**Material for this exercise**
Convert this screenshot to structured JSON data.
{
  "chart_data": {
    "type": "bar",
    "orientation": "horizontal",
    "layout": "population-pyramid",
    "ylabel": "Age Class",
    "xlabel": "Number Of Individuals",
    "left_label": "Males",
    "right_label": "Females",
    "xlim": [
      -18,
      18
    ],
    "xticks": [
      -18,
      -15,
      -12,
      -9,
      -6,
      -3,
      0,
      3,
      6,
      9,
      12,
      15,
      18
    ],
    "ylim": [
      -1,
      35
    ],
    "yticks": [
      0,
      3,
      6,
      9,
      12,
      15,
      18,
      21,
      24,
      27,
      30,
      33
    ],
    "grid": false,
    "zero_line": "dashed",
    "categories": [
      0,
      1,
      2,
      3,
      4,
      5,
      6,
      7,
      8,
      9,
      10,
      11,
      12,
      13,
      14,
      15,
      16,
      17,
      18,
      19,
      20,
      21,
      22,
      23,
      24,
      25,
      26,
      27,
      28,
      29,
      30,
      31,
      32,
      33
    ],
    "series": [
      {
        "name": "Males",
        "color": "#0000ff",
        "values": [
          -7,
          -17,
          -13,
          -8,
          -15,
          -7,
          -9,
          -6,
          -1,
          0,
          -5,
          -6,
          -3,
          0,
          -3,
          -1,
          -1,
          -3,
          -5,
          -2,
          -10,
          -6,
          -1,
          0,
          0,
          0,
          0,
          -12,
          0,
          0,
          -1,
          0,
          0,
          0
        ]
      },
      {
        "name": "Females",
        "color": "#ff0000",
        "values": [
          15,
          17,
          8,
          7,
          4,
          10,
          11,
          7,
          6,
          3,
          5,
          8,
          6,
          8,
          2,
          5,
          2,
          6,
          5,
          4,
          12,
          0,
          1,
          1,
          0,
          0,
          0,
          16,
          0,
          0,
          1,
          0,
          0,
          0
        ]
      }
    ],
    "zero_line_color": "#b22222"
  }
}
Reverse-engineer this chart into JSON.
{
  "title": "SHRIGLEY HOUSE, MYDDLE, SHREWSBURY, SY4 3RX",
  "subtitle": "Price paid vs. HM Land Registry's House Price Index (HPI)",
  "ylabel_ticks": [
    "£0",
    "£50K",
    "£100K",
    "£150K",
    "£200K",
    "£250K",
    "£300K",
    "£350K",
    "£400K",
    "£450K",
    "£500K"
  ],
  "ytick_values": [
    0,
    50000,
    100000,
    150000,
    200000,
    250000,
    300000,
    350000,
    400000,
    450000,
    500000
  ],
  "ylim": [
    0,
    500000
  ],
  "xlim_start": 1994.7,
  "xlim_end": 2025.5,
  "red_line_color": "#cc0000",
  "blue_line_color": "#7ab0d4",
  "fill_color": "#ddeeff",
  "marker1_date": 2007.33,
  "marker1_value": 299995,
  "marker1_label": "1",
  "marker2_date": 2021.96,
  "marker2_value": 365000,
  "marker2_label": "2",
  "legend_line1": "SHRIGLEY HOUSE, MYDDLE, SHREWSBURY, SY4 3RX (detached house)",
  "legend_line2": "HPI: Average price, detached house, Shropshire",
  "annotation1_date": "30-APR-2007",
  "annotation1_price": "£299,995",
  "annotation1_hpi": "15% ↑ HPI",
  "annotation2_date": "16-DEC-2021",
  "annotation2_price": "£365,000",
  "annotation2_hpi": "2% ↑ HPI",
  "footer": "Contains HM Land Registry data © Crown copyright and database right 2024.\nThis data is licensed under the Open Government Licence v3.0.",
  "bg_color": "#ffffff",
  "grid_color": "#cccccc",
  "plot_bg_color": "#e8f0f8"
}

**Exercise prompt**
Take the entries above and transcribe them in full.

**Task output**
Convert this screenshot to structured JSON data.
{
  "chart_data": {
    "type": "bar",
    "orientation": "horizontal",
    "layout": "population-pyramid",
    "ylabel": "Age Class",
    "xlabel": "Number Of Individuals",
    "left_label": "Males",
    "right_label": "Females",
    "xlim": [
      -18,
      18
    ],
    "xticks": [
      -18,
      -15,
      -12,
      -9,
      -6,
      -3,
      0,
      3,
      6,
      9,
      12,
      15,
      18
    ],
    "ylim": [
      -1,
      35
    ],
    "yticks": [
      0,
      3,
      6,
      9,
      12,
      15,
      18,
      21,
      24,
      27,
      30,
      33
    ],
    "grid": false,
    "zero_line": "dashed",
    "categories": [
      0,
      1,
      2,
      3,
      4,
      5,
      6,
      7,
      8,
      9,
      10,
      11,
      12,
      13,
      14,
      15,
      16,
      17,
      18,
      19,
      20,
      21,
      22,
      23,
      24,
      25,
      26,
      27,
      28,
      29,
      30,
      31,
      32,
      33
    ],
    "series": [
      {
        "name": "Males",
        "color": "#0000ff",
        "values": [
          -7,
          -17,
          -13,
          -8,
          -15,
          -7,
          -9,
          -6,
          -1,
          0,
          -5,
          -6,
          -3,
          0,
          -3,
          -1,
          -1,
          -3,
          -5,
          -2,
          -10,
          -6,
          -1,
          0,
          0,
          0,
          0,
          -12,
          0,
          0,
          -1,
          0,
          0,
          0
        ]
      },
      {
        "name": "Females",
        "color": "#ff0000",
        "values": [
          15,
          17,
          8,
          7,
          4,
          10,
          11,
          7,
          6,
          3,
          5,
          8,
          6,
          8,
          2,
          5,
          2,
          6,
          5,
          4,
          12,
          0,
          1,
          1,
          0,
          0,
          0,
          16,
          0,
          0,
          1,
          0,
          0,
          0
        ]
      }
    ],
    "zero_line_color": "#b22222"
  }
}
Reverse-engineer this chart into JSON.
{
  "title": "SHRIGLEY HOUSE, MYDDLE, SHREWSBURY, SY4 3RX",
  "subtitle": "Price paid vs. HM Land Registry's House Price Index (HPI)",
  "ylabel_ticks": [
    "£0",
    "£50K",
    "£100K",
    "£150K",
    "£200K",
    "£250K",
    "£300K",
    "£350K",
    "£400K",
    "£450K",
    "£500K"
  ],
  "ytick_values": [
    0,
    50000,
    100000,
    150000,
    200000,
    250000,
    300000,
    350000,
    400000,
    450000,
    500000
  ],
  "ylim": [
    0,
    500000
  ],
  "xlim_start": 1994.7,
  "xlim_end": 2025.5,
  "red_line_color": "#cc0000",
  "blue_line_color": "#7ab0d4",
  "fill_color": "#ddeeff",
  "marker1_date": 2007.33,
  "marker1_value": 299995,
  "marker1_label": "1",
  "marker2_date": 2021.96,
  "marker2_value": 365000,
  "marker2_label": "2",
  "legend_line1": "SHRIGLEY HOUSE, MYDDLE, SHREWSBURY, SY4 3RX (detached house)",
  "legend_line2": "HPI: Average price, detached house, Shropshire",
  "annotation1_date": "30-APR-2007",
  "annotation1_price": "£299,995",
  "annotation1_hpi": "15% ↑ HPI",
  "annotation2_date": "16-DEC-2021",
  "annotation2_price": "£365,000",
  "annotation2_hpi": "2% ↑ HPI",
  "footer": "Contains HM Land Registry data © Crown copyright and database right 2024.\nThis data is licensed under the Open Government Licence v3.0.",
  "bg_color": "#ffffff",
  "grid_color": "#cccccc",
  "plot_bg_color": "#e8f0f8"
}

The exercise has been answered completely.